Yapılacak İş — Aşağıdaki kayıtlardaki satırların tamamını hiçbir değişiklik yapmadan aynen geri ver.

Görev Verileri —
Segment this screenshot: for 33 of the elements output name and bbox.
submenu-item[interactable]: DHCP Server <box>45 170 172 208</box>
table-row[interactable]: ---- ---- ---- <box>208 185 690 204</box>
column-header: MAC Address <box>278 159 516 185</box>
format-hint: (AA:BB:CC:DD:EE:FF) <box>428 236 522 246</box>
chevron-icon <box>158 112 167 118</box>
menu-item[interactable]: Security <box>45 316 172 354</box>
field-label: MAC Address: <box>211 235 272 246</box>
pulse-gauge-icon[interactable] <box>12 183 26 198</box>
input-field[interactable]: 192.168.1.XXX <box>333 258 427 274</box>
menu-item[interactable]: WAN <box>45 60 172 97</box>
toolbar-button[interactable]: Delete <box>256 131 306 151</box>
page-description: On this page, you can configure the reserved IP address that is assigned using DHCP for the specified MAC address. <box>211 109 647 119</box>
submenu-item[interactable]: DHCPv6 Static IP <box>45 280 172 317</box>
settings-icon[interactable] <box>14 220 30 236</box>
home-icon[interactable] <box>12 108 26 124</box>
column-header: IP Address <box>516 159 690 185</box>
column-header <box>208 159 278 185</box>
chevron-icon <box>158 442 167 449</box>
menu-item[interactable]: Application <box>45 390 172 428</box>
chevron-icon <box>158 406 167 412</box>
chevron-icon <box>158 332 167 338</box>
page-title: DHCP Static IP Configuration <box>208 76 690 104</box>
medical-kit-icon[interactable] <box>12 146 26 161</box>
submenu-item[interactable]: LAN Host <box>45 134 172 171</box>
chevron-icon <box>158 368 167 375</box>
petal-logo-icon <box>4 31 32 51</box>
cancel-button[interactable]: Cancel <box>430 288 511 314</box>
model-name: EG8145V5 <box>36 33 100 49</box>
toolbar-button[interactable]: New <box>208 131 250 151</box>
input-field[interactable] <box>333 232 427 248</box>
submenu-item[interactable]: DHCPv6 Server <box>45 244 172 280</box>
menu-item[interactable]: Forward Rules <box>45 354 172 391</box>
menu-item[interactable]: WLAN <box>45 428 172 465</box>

Alıştırma Çıktısı —
Segment this screenshot: for 33 of the elements output name and bbox.
submenu-item[interactable]: DHCP Server <box>45 170 172 208</box>
table-row[interactable]: ---- ---- ---- <box>208 185 690 204</box>
column-header: MAC Address <box>278 159 516 185</box>
format-hint: (AA:BB:CC:DD:EE:FF) <box>428 236 522 246</box>
chevron-icon <box>158 112 167 118</box>
menu-item[interactable]: Security <box>45 316 172 354</box>
field-label: MAC Address: <box>211 235 272 246</box>
pulse-gauge-icon[interactable] <box>12 183 26 198</box>
input-field[interactable]: 192.168.1.XXX <box>333 258 427 274</box>
menu-item[interactable]: WAN <box>45 60 172 97</box>
toolbar-button[interactable]: Delete <box>256 131 306 151</box>
page-description: On this page, you can configure the reserved IP address that is assigned using DHCP for the specified MAC address. <box>211 109 647 119</box>
submenu-item[interactable]: DHCPv6 Static IP <box>45 280 172 317</box>
settings-icon[interactable] <box>14 220 30 236</box>
home-icon[interactable] <box>12 108 26 124</box>
column-header: IP Address <box>516 159 690 185</box>
column-header <box>208 159 278 185</box>
chevron-icon <box>158 442 167 449</box>
menu-item[interactable]: Application <box>45 390 172 428</box>
chevron-icon <box>158 406 167 412</box>
chevron-icon <box>158 332 167 338</box>
page-title: DHCP Static IP Configuration <box>208 76 690 104</box>
medical-kit-icon[interactable] <box>12 146 26 161</box>
submenu-item[interactable]: LAN Host <box>45 134 172 171</box>
chevron-icon <box>158 368 167 375</box>
petal-logo-icon <box>4 31 32 51</box>
cancel-button[interactable]: Cancel <box>430 288 511 314</box>
model-name: EG8145V5 <box>36 33 100 49</box>
toolbar-button[interactable]: New <box>208 131 250 151</box>
input-field[interactable] <box>333 232 427 248</box>
submenu-item[interactable]: DHCPv6 Server <box>45 244 172 280</box>
menu-item[interactable]: Forward Rules <box>45 354 172 391</box>
menu-item[interactable]: WLAN <box>45 428 172 465</box>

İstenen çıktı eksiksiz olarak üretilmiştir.